DATA EXTRACTS below:

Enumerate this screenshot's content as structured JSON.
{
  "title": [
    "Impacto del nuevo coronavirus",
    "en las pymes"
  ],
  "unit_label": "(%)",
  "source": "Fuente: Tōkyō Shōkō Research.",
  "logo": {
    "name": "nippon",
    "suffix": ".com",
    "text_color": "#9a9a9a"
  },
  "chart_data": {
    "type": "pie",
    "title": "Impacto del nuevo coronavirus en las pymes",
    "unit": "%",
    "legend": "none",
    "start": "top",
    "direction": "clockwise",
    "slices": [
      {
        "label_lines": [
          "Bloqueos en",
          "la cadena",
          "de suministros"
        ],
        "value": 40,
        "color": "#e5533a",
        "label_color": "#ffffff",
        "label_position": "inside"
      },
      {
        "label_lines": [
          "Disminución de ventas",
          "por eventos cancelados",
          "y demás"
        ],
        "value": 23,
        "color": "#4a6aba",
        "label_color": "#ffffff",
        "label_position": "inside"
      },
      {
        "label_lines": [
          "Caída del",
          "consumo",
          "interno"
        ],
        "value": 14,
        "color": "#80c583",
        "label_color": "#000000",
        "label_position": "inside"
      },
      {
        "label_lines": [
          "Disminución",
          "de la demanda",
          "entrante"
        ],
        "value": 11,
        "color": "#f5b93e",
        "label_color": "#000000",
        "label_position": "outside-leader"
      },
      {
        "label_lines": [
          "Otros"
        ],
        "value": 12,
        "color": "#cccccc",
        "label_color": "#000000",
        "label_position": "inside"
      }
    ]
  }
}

End of DATA EXTRACTS.

◆ WHAT YOU WILL DO:
For each line above that carries the word "Disminución", copy it out.

◆ EXERCISE SOLUTION:
          "Disminución de ventas",
          "Disminución",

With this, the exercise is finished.